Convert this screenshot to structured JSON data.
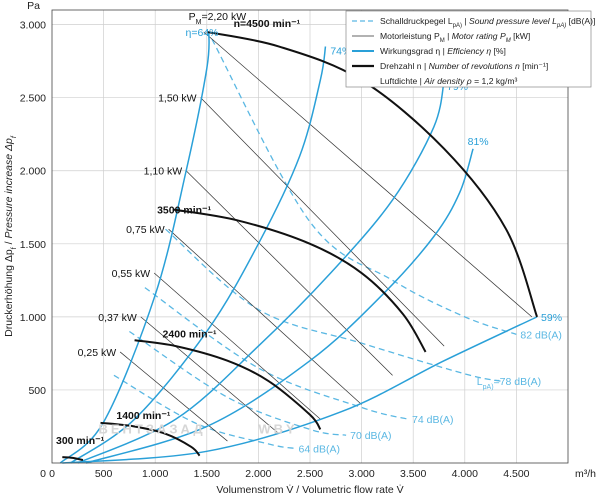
{
  "chart_data": {
    "type": "line",
    "unit_y": "Pa",
    "unit_x": "m³/h",
    "ylabel": "Druckerhöhung Δpf / Pressure increase Δpf",
    "ylabel_parts": [
      "Druckerhöhung Δp",
      "f",
      " / ",
      "Pressure increase Δp",
      "f"
    ],
    "xlabel": "Volumenstrom V̇ / Volumetric flow rate V̇",
    "xlim": [
      0,
      5000
    ],
    "ylim": [
      0,
      3100
    ],
    "x_ticks": [
      0,
      500,
      1000,
      1500,
      2000,
      2500,
      3000,
      3500,
      4000,
      4500
    ],
    "x_tick_labels": [
      "0",
      "500",
      "1.000",
      "1.500",
      "2.000",
      "2.500",
      "3.000",
      "3.500",
      "4.000",
      "4.500"
    ],
    "y_ticks": [
      500,
      1000,
      1500,
      2000,
      2500,
      3000
    ],
    "y_tick_labels": [
      "500",
      "1.000",
      "1.500",
      "2.000",
      "2.500",
      "3.000"
    ],
    "grid": true,
    "legend": {
      "placement": "top-right",
      "items": [
        {
          "style": "dashed-lightblue",
          "text": "Schalldruckpegel L",
          "sub": "pA)",
          "text2": " | ",
          "ital": "Sound pressure level L",
          "sub2": "pA)",
          "text3": " [dB(A)]"
        },
        {
          "style": "thin-black",
          "text": "Motorleistung P",
          "sub": "M",
          "text2": " | ",
          "ital": "Motor rating P",
          "sub2": "M",
          "text3": " [kW]"
        },
        {
          "style": "blue",
          "text": "Wirkungsgrad η",
          "sub": "",
          "text2": " | ",
          "ital": "Efficiency η",
          "sub2": "",
          "text3": " [%]"
        },
        {
          "style": "thick-black",
          "text": "Drehzahl n",
          "sub": "",
          "text2": " | ",
          "ital": "Number of revolutions n",
          "sub2": "",
          "text3": " [min⁻¹]"
        },
        {
          "style": "none",
          "text": "Luftdichte",
          "sub": "",
          "text2": " | ",
          "ital": "Air density ρ",
          "sub2": "",
          "text3": " = 1,2 kg/m³"
        }
      ]
    },
    "colors": {
      "blue": "#2aa0d8",
      "light_blue": "#5bb8e3",
      "black": "#111111",
      "grid": "#cfcfcf"
    },
    "speed_curves": [
      {
        "label": "n=4500 min⁻¹",
        "points": [
          [
            1500,
            2950
          ],
          [
            2200,
            2850
          ],
          [
            3000,
            2620
          ],
          [
            3800,
            2150
          ],
          [
            4400,
            1600
          ],
          [
            4700,
            1000
          ]
        ]
      },
      {
        "label": "3500 min⁻¹",
        "points": [
          [
            1170,
            1735
          ],
          [
            1800,
            1660
          ],
          [
            2500,
            1500
          ],
          [
            3000,
            1300
          ],
          [
            3400,
            1020
          ],
          [
            3620,
            760
          ]
        ]
      },
      {
        "label": "2400 min⁻¹",
        "points": [
          [
            800,
            840
          ],
          [
            1200,
            800
          ],
          [
            1700,
            700
          ],
          [
            2100,
            560
          ],
          [
            2500,
            330
          ],
          [
            2600,
            230
          ]
        ]
      },
      {
        "label": "1400 min⁻¹",
        "points": [
          [
            470,
            275
          ],
          [
            800,
            250
          ],
          [
            1100,
            200
          ],
          [
            1350,
            110
          ],
          [
            1430,
            50
          ]
        ]
      },
      {
        "label": "300 min⁻¹",
        "points": [
          [
            100,
            40
          ],
          [
            200,
            35
          ],
          [
            300,
            20
          ]
        ]
      }
    ],
    "efficiency_curves": [
      {
        "label": "η=64%",
        "points": [
          [
            80,
            0
          ],
          [
            500,
            280
          ],
          [
            1000,
            1150
          ],
          [
            1300,
            2000
          ],
          [
            1500,
            2700
          ],
          [
            1520,
            2950
          ]
        ]
      },
      {
        "label": "74%",
        "points": [
          [
            180,
            0
          ],
          [
            800,
            300
          ],
          [
            1500,
            900
          ],
          [
            2000,
            1500
          ],
          [
            2400,
            2100
          ],
          [
            2600,
            2620
          ],
          [
            2650,
            2850
          ]
        ]
      },
      {
        "label": "79%",
        "points": [
          [
            250,
            0
          ],
          [
            1200,
            300
          ],
          [
            2000,
            800
          ],
          [
            2700,
            1300
          ],
          [
            3300,
            1800
          ],
          [
            3700,
            2300
          ],
          [
            3800,
            2620
          ]
        ]
      },
      {
        "label": "81%",
        "points": [
          [
            330,
            0
          ],
          [
            1500,
            250
          ],
          [
            2500,
            700
          ],
          [
            3200,
            1150
          ],
          [
            3700,
            1550
          ],
          [
            3950,
            1850
          ],
          [
            4080,
            2150
          ]
        ]
      },
      {
        "label": "59%",
        "points": [
          [
            100,
            0
          ],
          [
            1500,
            80
          ],
          [
            2800,
            350
          ],
          [
            3800,
            700
          ],
          [
            4700,
            1000
          ]
        ]
      }
    ],
    "motor_rating_lines": [
      {
        "label": "P",
        "sub": "M",
        "suffix": "=2,20 kW",
        "points": [
          [
            1470,
            2950
          ],
          [
            4650,
            1000
          ]
        ]
      },
      {
        "label": "1,50 kW",
        "points": [
          [
            1440,
            2500
          ],
          [
            3800,
            800
          ]
        ]
      },
      {
        "label": "1,10 kW",
        "points": [
          [
            1300,
            2000
          ],
          [
            3300,
            600
          ]
        ]
      },
      {
        "label": "0,75 kW",
        "points": [
          [
            1130,
            1600
          ],
          [
            3000,
            400
          ]
        ]
      },
      {
        "label": "0,55 kW",
        "points": [
          [
            990,
            1300
          ],
          [
            2600,
            300
          ]
        ]
      },
      {
        "label": "0,37 kW",
        "points": [
          [
            860,
            1000
          ],
          [
            2200,
            200
          ]
        ]
      },
      {
        "label": "0,25 kW",
        "points": [
          [
            660,
            760
          ],
          [
            1700,
            150
          ]
        ]
      }
    ],
    "sound_curves": [
      {
        "label": "82 dB(A)",
        "points": [
          [
            1550,
            2900
          ],
          [
            2500,
            1650
          ],
          [
            3300,
            1250
          ],
          [
            4000,
            1000
          ],
          [
            4500,
            880
          ]
        ]
      },
      {
        "label": "L",
        "sub": "pA)",
        "suffix": "=78 dB(A)",
        "points": [
          [
            1100,
            1600
          ],
          [
            2000,
            1050
          ],
          [
            3000,
            820
          ],
          [
            4000,
            610
          ],
          [
            4350,
            560
          ]
        ]
      },
      {
        "label": "74 dB(A)",
        "points": [
          [
            900,
            1200
          ],
          [
            2000,
            650
          ],
          [
            3000,
            380
          ],
          [
            3450,
            300
          ]
        ]
      },
      {
        "label": "70 dB(A)",
        "points": [
          [
            750,
            900
          ],
          [
            1700,
            450
          ],
          [
            2500,
            230
          ],
          [
            2850,
            190
          ]
        ]
      },
      {
        "label": "64 dB(A)",
        "points": [
          [
            600,
            600
          ],
          [
            1400,
            270
          ],
          [
            2100,
            130
          ],
          [
            2350,
            100
          ]
        ]
      }
    ],
    "watermark": "ВЕНТЗАЗАД",
    "watermark2": "WBY"
  }
}
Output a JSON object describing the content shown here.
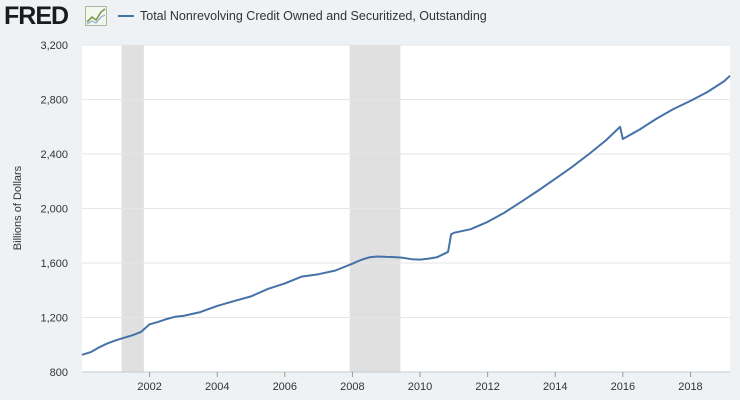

◆ ◆ ◆ ◆ ◆

PROBLEM DETAILS:
Every line above should be returned word for word, with the pictures left behind.

EXERCISE OUTPUT:
Convert this screenshot to structured JSON data.
{
  "chart_data": {
    "type": "line",
    "unit_y": "Pa",
    "unit_x": "m³/h",
    "ylabel": "Druckerhöhung Δpf / Pressure increase Δpf",
    "ylabel_parts": [
      "Druckerhöhung Δp",
      "f",
      " / ",
      "Pressure increase Δp",
      "f"
    ],
    "xlabel": "Volumenstrom V̇ / Volumetric flow rate V̇",
    "xlim": [
      0,
      5000
    ],
    "ylim": [
      0,
      3100
    ],
    "x_ticks": [
      0,
      500,
      1000,
      1500,
      2000,
      2500,
      3000,
      3500,
      4000,
      4500
    ],
    "x_tick_labels": [
      "0",
      "500",
      "1.000",
      "1.500",
      "2.000",
      "2.500",
      "3.000",
      "3.500",
      "4.000",
      "4.500"
    ],
    "y_ticks": [
      500,
      1000,
      1500,
      2000,
      2500,
      3000
    ],
    "y_tick_labels": [
      "500",
      "1.000",
      "1.500",
      "2.000",
      "2.500",
      "3.000"
    ],
    "grid": true,
    "legend": {
      "placement": "top-right",
      "items": [
        {
          "style": "dashed-lightblue",
          "text": "Schalldruckpegel L",
          "sub": "pA)",
          "text2": " | ",
          "ital": "Sound pressure level L",
          "sub2": "pA)",
          "text3": " [dB(A)]"
        },
        {
          "style": "thin-black",
          "text": "Motorleistung P",
          "sub": "M",
          "text2": " | ",
          "ital": "Motor rating P",
          "sub2": "M",
          "text3": " [kW]"
        },
        {
          "style": "blue",
          "text": "Wirkungsgrad η",
          "sub": "",
          "text2": " | ",
          "ital": "Efficiency η",
          "sub2": "",
          "text3": " [%]"
        },
        {
          "style": "thick-black",
          "text": "Drehzahl n",
          "sub": "",
          "text2": " | ",
          "ital": "Number of revolutions n",
          "sub2": "",
          "text3": " [min⁻¹]"
        },
        {
          "style": "none",
          "text": "Luftdichte",
          "sub": "",
          "text2": " | ",
          "ital": "Air density ρ",
          "sub2": "",
          "text3": " = 1,2 kg/m³"
        }
      ]
    },
    "colors": {
      "blue": "#2aa0d8",
      "light_blue": "#5bb8e3",
      "black": "#111111",
      "grid": "#cfcfcf"
    },
    "speed_curves": [
      {
        "label": "n=4500 min⁻¹",
        "points": [
          [
            1500,
            2950
          ],
          [
            2200,
            2850
          ],
          [
            3000,
            2620
          ],
          [
            3800,
            2150
          ],
          [
            4400,
            1600
          ],
          [
            4700,
            1000
          ]
        ]
      },
      {
        "label": "3500 min⁻¹",
        "points": [
          [
            1170,
            1735
          ],
          [
            1800,
            1660
          ],
          [
            2500,
            1500
          ],
          [
            3000,
            1300
          ],
          [
            3400,
            1020
          ],
          [
            3620,
            760
          ]
        ]
      },
      {
        "label": "2400 min⁻¹",
        "points": [
          [
            800,
            840
          ],
          [
            1200,
            800
          ],
          [
            1700,
            700
          ],
          [
            2100,
            560
          ],
          [
            2500,
            330
          ],
          [
            2600,
            230
          ]
        ]
      },
      {
        "label": "1400 min⁻¹",
        "points": [
          [
            470,
            275
          ],
          [
            800,
            250
          ],
          [
            1100,
            200
          ],
          [
            1350,
            110
          ],
          [
            1430,
            50
          ]
        ]
      },
      {
        "label": "300 min⁻¹",
        "points": [
          [
            100,
            40
          ],
          [
            200,
            35
          ],
          [
            300,
            20
          ]
        ]
      }
    ],
    "efficiency_curves": [
      {
        "label": "η=64%",
        "points": [
          [
            80,
            0
          ],
          [
            500,
            280
          ],
          [
            1000,
            1150
          ],
          [
            1300,
            2000
          ],
          [
            1500,
            2700
          ],
          [
            1520,
            2950
          ]
        ]
      },
      {
        "label": "74%",
        "points": [
          [
            180,
            0
          ],
          [
            800,
            300
          ],
          [
            1500,
            900
          ],
          [
            2000,
            1500
          ],
          [
            2400,
            2100
          ],
          [
            2600,
            2620
          ],
          [
            2650,
            2850
          ]
        ]
      },
      {
        "label": "79%",
        "points": [
          [
            250,
            0
          ],
          [
            1200,
            300
          ],
          [
            2000,
            800
          ],
          [
            2700,
            1300
          ],
          [
            3300,
            1800
          ],
          [
            3700,
            2300
          ],
          [
            3800,
            2620
          ]
        ]
      },
      {
        "label": "81%",
        "points": [
          [
            330,
            0
          ],
          [
            1500,
            250
          ],
          [
            2500,
            700
          ],
          [
            3200,
            1150
          ],
          [
            3700,
            1550
          ],
          [
            3950,
            1850
          ],
          [
            4080,
            2150
          ]
        ]
      },
      {
        "label": "59%",
        "points": [
          [
            100,
            0
          ],
          [
            1500,
            80
          ],
          [
            2800,
            350
          ],
          [
            3800,
            700
          ],
          [
            4700,
            1000
          ]
        ]
      }
    ],
    "motor_rating_lines": [
      {
        "label": "P",
        "sub": "M",
        "suffix": "=2,20 kW",
        "points": [
          [
            1470,
            2950
          ],
          [
            4650,
            1000
          ]
        ]
      },
      {
        "label": "1,50 kW",
        "points": [
          [
            1440,
            2500
          ],
          [
            3800,
            800
          ]
        ]
      },
      {
        "label": "1,10 kW",
        "points": [
          [
            1300,
            2000
          ],
          [
            3300,
            600
          ]
        ]
      },
      {
        "label": "0,75 kW",
        "points": [
          [
            1130,
            1600
          ],
          [
            3000,
            400
          ]
        ]
      },
      {
        "label": "0,55 kW",
        "points": [
          [
            990,
            1300
          ],
          [
            2600,
            300
          ]
        ]
      },
      {
        "label": "0,37 kW",
        "points": [
          [
            860,
            1000
          ],
          [
            2200,
            200
          ]
        ]
      },
      {
        "label": "0,25 kW",
        "points": [
          [
            660,
            760
          ],
          [
            1700,
            150
          ]
        ]
      }
    ],
    "sound_curves": [
      {
        "label": "82 dB(A)",
        "points": [
          [
            1550,
            2900
          ],
          [
            2500,
            1650
          ],
          [
            3300,
            1250
          ],
          [
            4000,
            1000
          ],
          [
            4500,
            880
          ]
        ]
      },
      {
        "label": "L",
        "sub": "pA)",
        "suffix": "=78 dB(A)",
        "points": [
          [
            1100,
            1600
          ],
          [
            2000,
            1050
          ],
          [
            3000,
            820
          ],
          [
            4000,
            610
          ],
          [
            4350,
            560
          ]
        ]
      },
      {
        "label": "74 dB(A)",
        "points": [
          [
            900,
            1200
          ],
          [
            2000,
            650
          ],
          [
            3000,
            380
          ],
          [
            3450,
            300
          ]
        ]
      },
      {
        "label": "70 dB(A)",
        "points": [
          [
            750,
            900
          ],
          [
            1700,
            450
          ],
          [
            2500,
            230
          ],
          [
            2850,
            190
          ]
        ]
      },
      {
        "label": "64 dB(A)",
        "points": [
          [
            600,
            600
          ],
          [
            1400,
            270
          ],
          [
            2100,
            130
          ],
          [
            2350,
            100
          ]
        ]
      }
    ],
    "watermark": "ВЕНТЗАЗАД",
    "watermark2": "WBY"
  }
}
Output a JSON object describing the content shown here.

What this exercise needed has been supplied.